====== Records provided ======
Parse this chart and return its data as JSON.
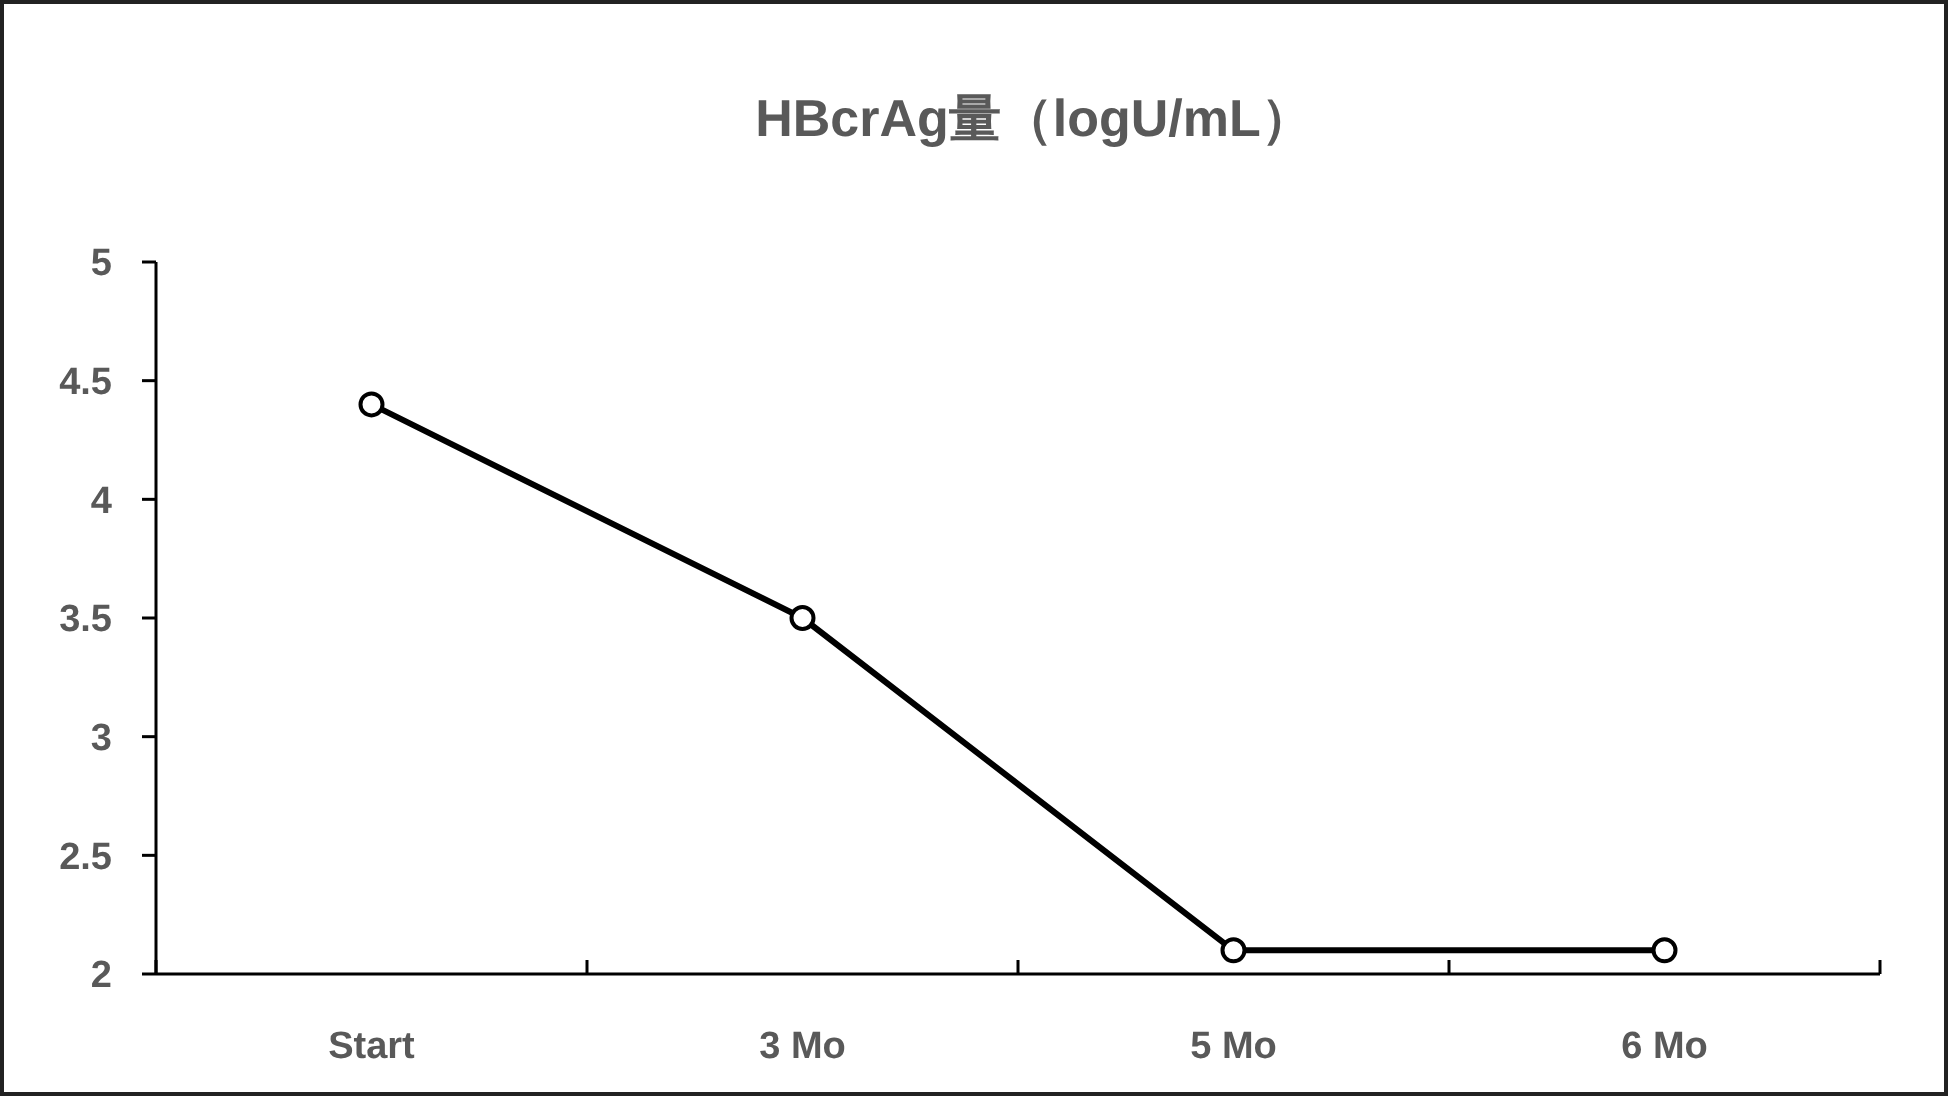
{
  "chart_data": {
    "type": "line",
    "title": "HBcrAg量（logU/mL）",
    "categories": [
      "Start",
      "3 Mo",
      "5 Mo",
      "6 Mo"
    ],
    "series": [
      {
        "color": "#000000",
        "values": [
          4.4,
          3.5,
          2.1,
          2.1
        ]
      }
    ],
    "ylim": [
      2,
      5
    ],
    "yticks": [
      2,
      2.5,
      3,
      3.5,
      4,
      4.5,
      5
    ],
    "marker": "circle",
    "line_style": "solid",
    "grid": false
  }
}
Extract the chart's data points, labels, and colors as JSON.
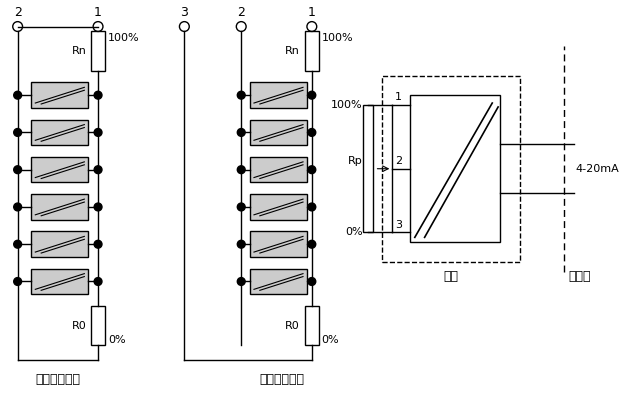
{
  "bg_color": "#ffffff",
  "line_color": "#000000",
  "lw": 1.0,
  "font_size": 9,
  "font_size_sm": 8,
  "label_2wire": "二线制变送器",
  "label_3wire": "三线制变送器",
  "label_xianchang": "现场",
  "label_kongzhishi": "控制室",
  "label_4to20mA": "4-20mA"
}
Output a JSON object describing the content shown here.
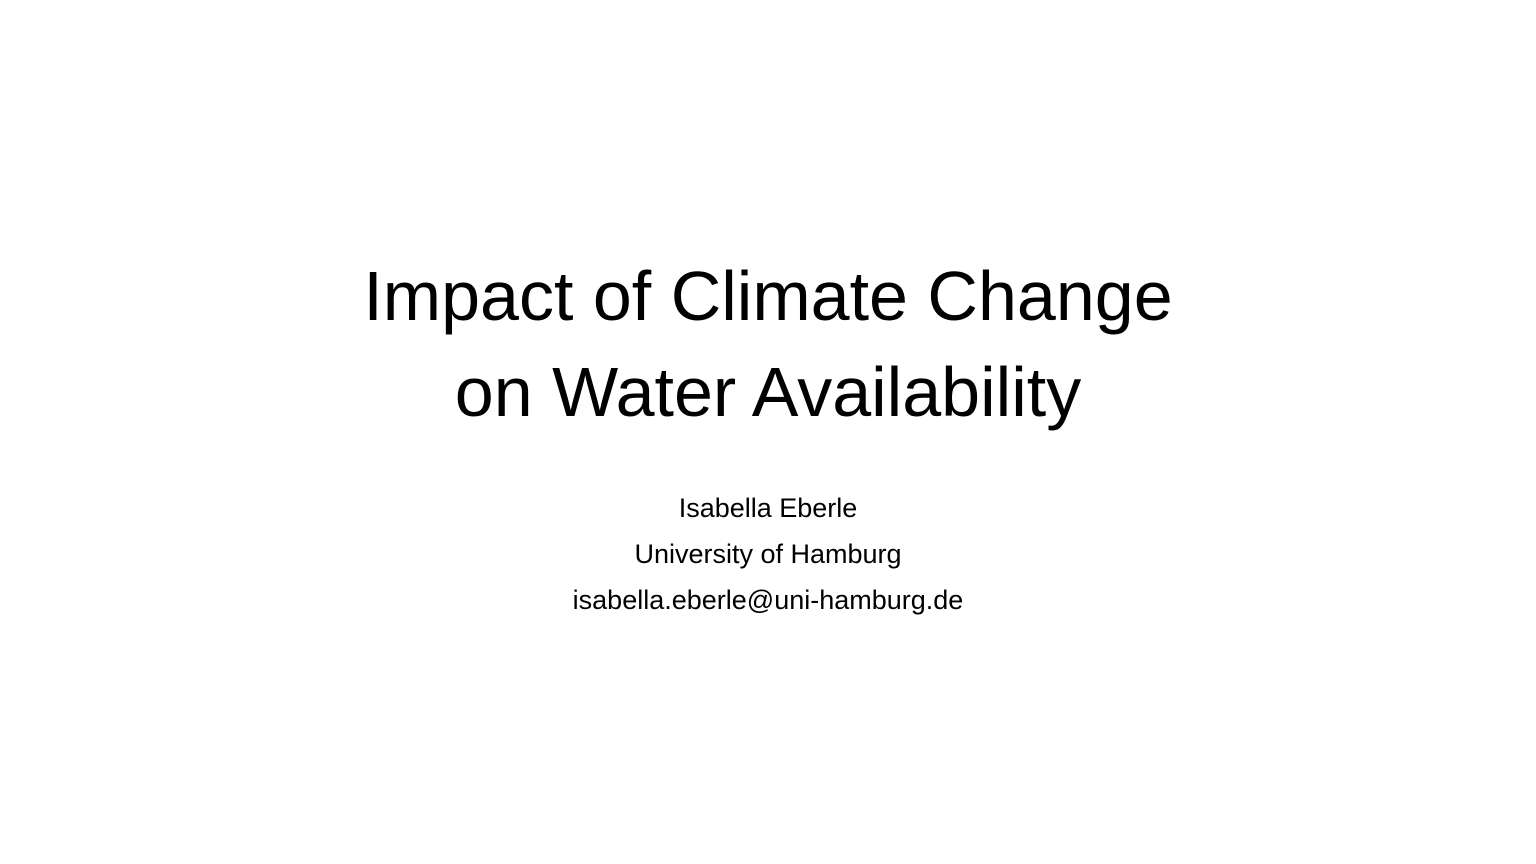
{
  "slide": {
    "title_lines": [
      "Impact of Climate Change",
      "on Water Availability"
    ],
    "author": "Isabella Eberle",
    "affiliation": "University of Hamburg",
    "email": "isabella.eberle@uni-hamburg.de"
  },
  "colors": {
    "background": "#ffffff",
    "text": "#000000"
  }
}
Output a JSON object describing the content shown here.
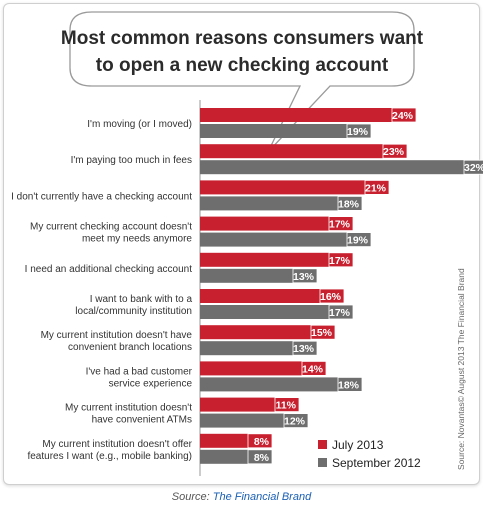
{
  "chart_data": {
    "type": "bar",
    "orientation": "horizontal",
    "title": "Most common reasons consumers want to open a new checking account",
    "title_lines": [
      "Most common reasons consumers want",
      "to open a new checking account"
    ],
    "categories": [
      [
        "I'm moving (or I moved)"
      ],
      [
        "I'm paying too much in fees"
      ],
      [
        "I don't currently have a checking account"
      ],
      [
        "My current checking account doesn't",
        "meet my needs anymore"
      ],
      [
        "I need an additional checking account"
      ],
      [
        "I want to bank with to a",
        "local/community institution"
      ],
      [
        "My current institution doesn't have",
        "convenient branch locations"
      ],
      [
        "I've had a bad customer",
        "service experience"
      ],
      [
        "My current institution doesn't",
        "have convenient ATMs"
      ],
      [
        "My current institution doesn't offer",
        "features I want (e.g., mobile banking)"
      ]
    ],
    "series": [
      {
        "name": "July 2013",
        "color": "#c8202f",
        "values": [
          24,
          23,
          21,
          17,
          17,
          16,
          15,
          14,
          11,
          8
        ]
      },
      {
        "name": "September 2012",
        "color": "#6e6e6e",
        "values": [
          19,
          32,
          18,
          19,
          13,
          17,
          13,
          18,
          12,
          8
        ]
      }
    ],
    "value_suffix": "%",
    "legend_position": "bottom-right",
    "source_note": "Source: Novantas© August 2013 The Financial Brand"
  },
  "caption": {
    "prefix": "Source: ",
    "link_text": "The Financial Brand"
  }
}
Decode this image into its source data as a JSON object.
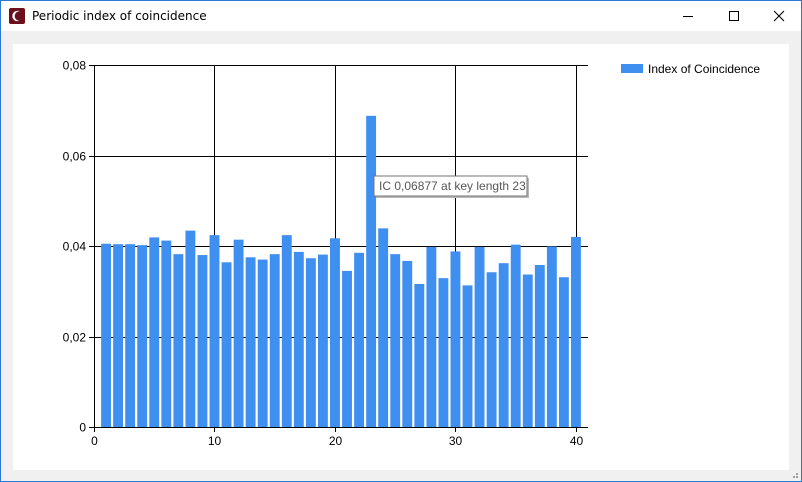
{
  "window": {
    "title": "Periodic index of coincidence",
    "icon": "crescent-app-icon",
    "controls": [
      "minimize",
      "maximize",
      "close"
    ]
  },
  "colors": {
    "bar": "#3f8ff0",
    "axis": "#000000",
    "grid": "#000000",
    "window_border": "#2b79d3"
  },
  "tooltip": {
    "text": "IC 0,06877 at key length 23"
  },
  "chart_data": {
    "type": "bar",
    "x": [
      1,
      2,
      3,
      4,
      5,
      6,
      7,
      8,
      9,
      10,
      11,
      12,
      13,
      14,
      15,
      16,
      17,
      18,
      19,
      20,
      21,
      22,
      23,
      24,
      25,
      26,
      27,
      28,
      29,
      30,
      31,
      32,
      33,
      34,
      35,
      36,
      37,
      38,
      39,
      40
    ],
    "series": [
      {
        "name": "Index of Coincidence",
        "values": [
          0.0405,
          0.0404,
          0.0404,
          0.0402,
          0.0419,
          0.0412,
          0.0382,
          0.0434,
          0.038,
          0.0424,
          0.0364,
          0.0414,
          0.0375,
          0.037,
          0.0382,
          0.0424,
          0.0387,
          0.0373,
          0.0381,
          0.0417,
          0.0345,
          0.0385,
          0.06877,
          0.0439,
          0.0382,
          0.0367,
          0.0316,
          0.0398,
          0.0329,
          0.0388,
          0.0313,
          0.0398,
          0.0342,
          0.0362,
          0.0403,
          0.0337,
          0.0358,
          0.0399,
          0.0331,
          0.042
        ]
      }
    ],
    "xlim": [
      0,
      41
    ],
    "ylim": [
      0,
      0.08
    ],
    "xticks": [
      0,
      10,
      20,
      30,
      40
    ],
    "xtick_labels": [
      "0",
      "10",
      "20",
      "30",
      "40"
    ],
    "yticks": [
      0,
      0.02,
      0.04,
      0.06,
      0.08
    ],
    "ytick_labels": [
      "0",
      "0,02",
      "0,04",
      "0,06",
      "0,08"
    ],
    "grid": true,
    "legend": "top-right",
    "title": "",
    "xlabel": "",
    "ylabel": ""
  }
}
======
*Written instruction*: From the entries above, extract every line where the word "institution" appears.

*Task response*:
        "local/community institution"
        "My current institution doesn't have",
        "My current institution doesn't",
        "My current institution doesn't offer",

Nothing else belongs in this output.